§ **DATASET EXCERPTS**

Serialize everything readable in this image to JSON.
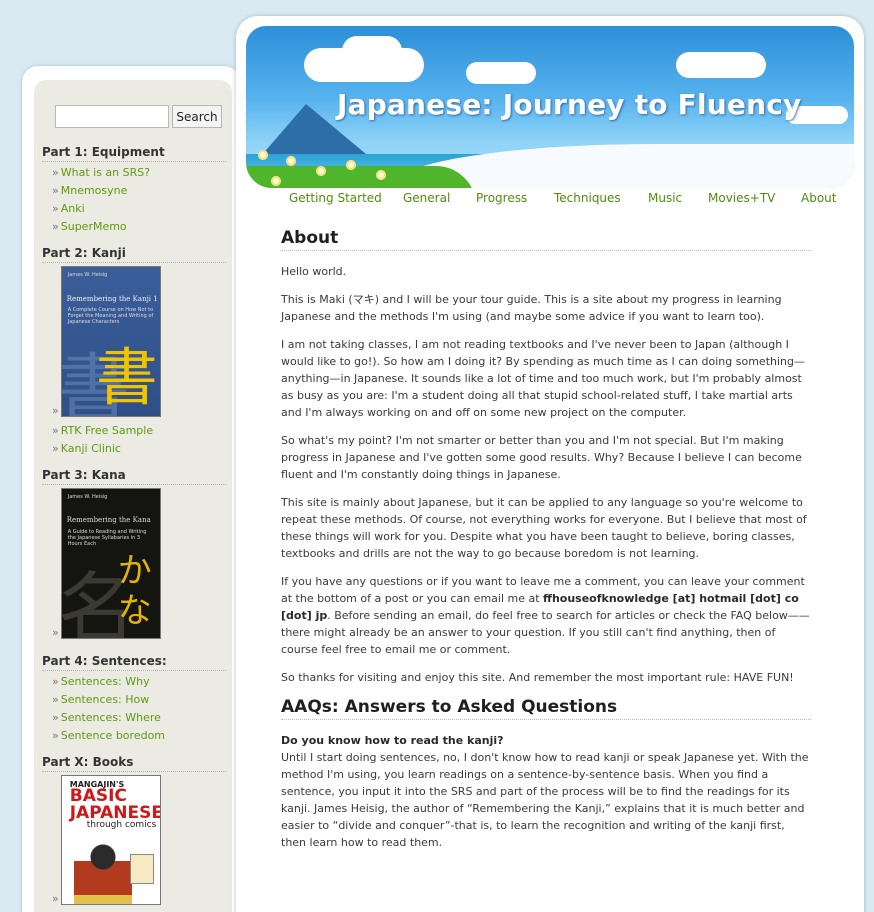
{
  "search": {
    "placeholder": "",
    "button_label": "Search"
  },
  "sidebar": {
    "sections": [
      {
        "heading": "Part 1: Equipment",
        "links": [
          "What is an SRS?",
          "Mnemosyne",
          "Anki",
          "SuperMemo"
        ]
      },
      {
        "heading": "Part 2: Kanji",
        "book": {
          "title": "Remembering the Kanji 1",
          "subtitle": "A Complete Course on How Not to Forget the Meaning and Writing of Japanese Characters",
          "author": "James W. Heisig",
          "glyph": "書",
          "ghost": "書"
        },
        "links": [
          "RTK Free Sample",
          "Kanji Clinic"
        ]
      },
      {
        "heading": "Part 3: Kana",
        "book": {
          "title": "Remembering the Kana",
          "subtitle": "A Guide to Reading and Writing the Japanese Syllabaries in 3 Hours Each",
          "author": "James W. Heisig",
          "glyph": "かな",
          "ghost": "名"
        }
      },
      {
        "heading": "Part 4: Sentences:",
        "links": [
          "Sentences: Why",
          "Sentences: How",
          "Sentences: Where",
          "Sentence boredom"
        ]
      },
      {
        "heading": "Part X: Books",
        "book": {
          "top": "MANGAJIN'S",
          "title": "BASIC JAPANESE",
          "subtitle": "through comics"
        }
      }
    ],
    "bullet": "»"
  },
  "header": {
    "title": "Japanese: Journey to Fluency"
  },
  "nav": [
    "Getting Started",
    "General",
    "Progress",
    "Techniques",
    "Music",
    "Movies+TV",
    "About"
  ],
  "content": {
    "about_title": "About",
    "p1": "Hello world.",
    "p2": "This is Maki (マキ) and I will be your tour guide. This is a site about my progress in learning Japanese and the methods I'm using (and maybe some advice if you want to learn too).",
    "p3": "I am not taking classes, I am not reading textbooks and I've never been to Japan (although I would like to go!). So how am I doing it? By spending as much time as I can doing something—anything—in Japanese. It sounds like a lot of time and too much work, but I'm probably almost as busy as you are: I'm a student doing all that stupid school-related stuff, I take martial arts and I'm always working on and off on some new project on the computer.",
    "p4": "So what's my point? I'm not smarter or better than you and I'm not special. But I'm making progress in Japanese and I've gotten some good results. Why? Because I believe I can become fluent and I'm constantly doing things in Japanese.",
    "p5": "This site is mainly about Japanese, but it can be applied to any language so you're welcome to repeat these methods. Of course, not everything works for everyone. But I believe that most of these things will work for you. Despite what you have been taught to believe, boring classes, textbooks and drills are not the way to go because boredom is not learning.",
    "p6_a": "If you have any questions or if you want to leave me a comment, you can leave your comment at the bottom of a post or you can email me at ",
    "p6_email": "ffhouseofknowledge [at] hotmail [dot] co [dot] jp",
    "p6_b": ". Before sending an email, do feel free to search for articles or check the FAQ below——there might already be an answer to your question. If you still can't find anything, then of course feel free to email me or comment.",
    "p7": "So thanks for visiting and enjoy this site. And remember the most important rule: HAVE FUN!",
    "aaq_title": "AAQs: Answers to Asked Questions",
    "q1": "Do you know how to read the kanji?",
    "a1": "Until I start doing sentences, no, I don't know how to read kanji or speak Japanese yet. With the method I'm using, you learn readings on a sentence-by-sentence basis. When you find a sentence, you input it into the SRS and part of the process will be to find the readings for its kanji. James Heisig, the author of “Remembering the Kanji,” explains that it is much better and easier to “divide and conquer”-that is, to learn the recognition and writing of the kanji first, then learn how to read them."
  },
  "colors": {
    "link": "#5d9a10",
    "sidebar_bg": "#ecebe3",
    "page_bg": "#d9eaf2"
  }
}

§ **TASK GOAL**
Print all of the records shown above exactly, leaving out each picture.

§ **ANSWER**
Serialize everything readable in this image to JSON.
{
  "search": {
    "placeholder": "",
    "button_label": "Search"
  },
  "sidebar": {
    "sections": [
      {
        "heading": "Part 1: Equipment",
        "links": [
          "What is an SRS?",
          "Mnemosyne",
          "Anki",
          "SuperMemo"
        ]
      },
      {
        "heading": "Part 2: Kanji",
        "book": {
          "title": "Remembering the Kanji 1",
          "subtitle": "A Complete Course on How Not to Forget the Meaning and Writing of Japanese Characters",
          "author": "James W. Heisig",
          "glyph": "書",
          "ghost": "書"
        },
        "links": [
          "RTK Free Sample",
          "Kanji Clinic"
        ]
      },
      {
        "heading": "Part 3: Kana",
        "book": {
          "title": "Remembering the Kana",
          "subtitle": "A Guide to Reading and Writing the Japanese Syllabaries in 3 Hours Each",
          "author": "James W. Heisig",
          "glyph": "かな",
          "ghost": "名"
        }
      },
      {
        "heading": "Part 4: Sentences:",
        "links": [
          "Sentences: Why",
          "Sentences: How",
          "Sentences: Where",
          "Sentence boredom"
        ]
      },
      {
        "heading": "Part X: Books",
        "book": {
          "top": "MANGAJIN'S",
          "title": "BASIC JAPANESE",
          "subtitle": "through comics"
        }
      }
    ],
    "bullet": "»"
  },
  "header": {
    "title": "Japanese: Journey to Fluency"
  },
  "nav": [
    "Getting Started",
    "General",
    "Progress",
    "Techniques",
    "Music",
    "Movies+TV",
    "About"
  ],
  "content": {
    "about_title": "About",
    "p1": "Hello world.",
    "p2": "This is Maki (マキ) and I will be your tour guide. This is a site about my progress in learning Japanese and the methods I'm using (and maybe some advice if you want to learn too).",
    "p3": "I am not taking classes, I am not reading textbooks and I've never been to Japan (although I would like to go!). So how am I doing it? By spending as much time as I can doing something—anything—in Japanese. It sounds like a lot of time and too much work, but I'm probably almost as busy as you are: I'm a student doing all that stupid school-related stuff, I take martial arts and I'm always working on and off on some new project on the computer.",
    "p4": "So what's my point? I'm not smarter or better than you and I'm not special. But I'm making progress in Japanese and I've gotten some good results. Why? Because I believe I can become fluent and I'm constantly doing things in Japanese.",
    "p5": "This site is mainly about Japanese, but it can be applied to any language so you're welcome to repeat these methods. Of course, not everything works for everyone. But I believe that most of these things will work for you. Despite what you have been taught to believe, boring classes, textbooks and drills are not the way to go because boredom is not learning.",
    "p6_a": "If you have any questions or if you want to leave me a comment, you can leave your comment at the bottom of a post or you can email me at ",
    "p6_email": "ffhouseofknowledge [at] hotmail [dot] co [dot] jp",
    "p6_b": ". Before sending an email, do feel free to search for articles or check the FAQ below——there might already be an answer to your question. If you still can't find anything, then of course feel free to email me or comment.",
    "p7": "So thanks for visiting and enjoy this site. And remember the most important rule: HAVE FUN!",
    "aaq_title": "AAQs: Answers to Asked Questions",
    "q1": "Do you know how to read the kanji?",
    "a1": "Until I start doing sentences, no, I don't know how to read kanji or speak Japanese yet. With the method I'm using, you learn readings on a sentence-by-sentence basis. When you find a sentence, you input it into the SRS and part of the process will be to find the readings for its kanji. James Heisig, the author of “Remembering the Kanji,” explains that it is much better and easier to “divide and conquer”-that is, to learn the recognition and writing of the kanji first, then learn how to read them."
  },
  "colors": {
    "link": "#5d9a10",
    "sidebar_bg": "#ecebe3",
    "page_bg": "#d9eaf2"
  }
}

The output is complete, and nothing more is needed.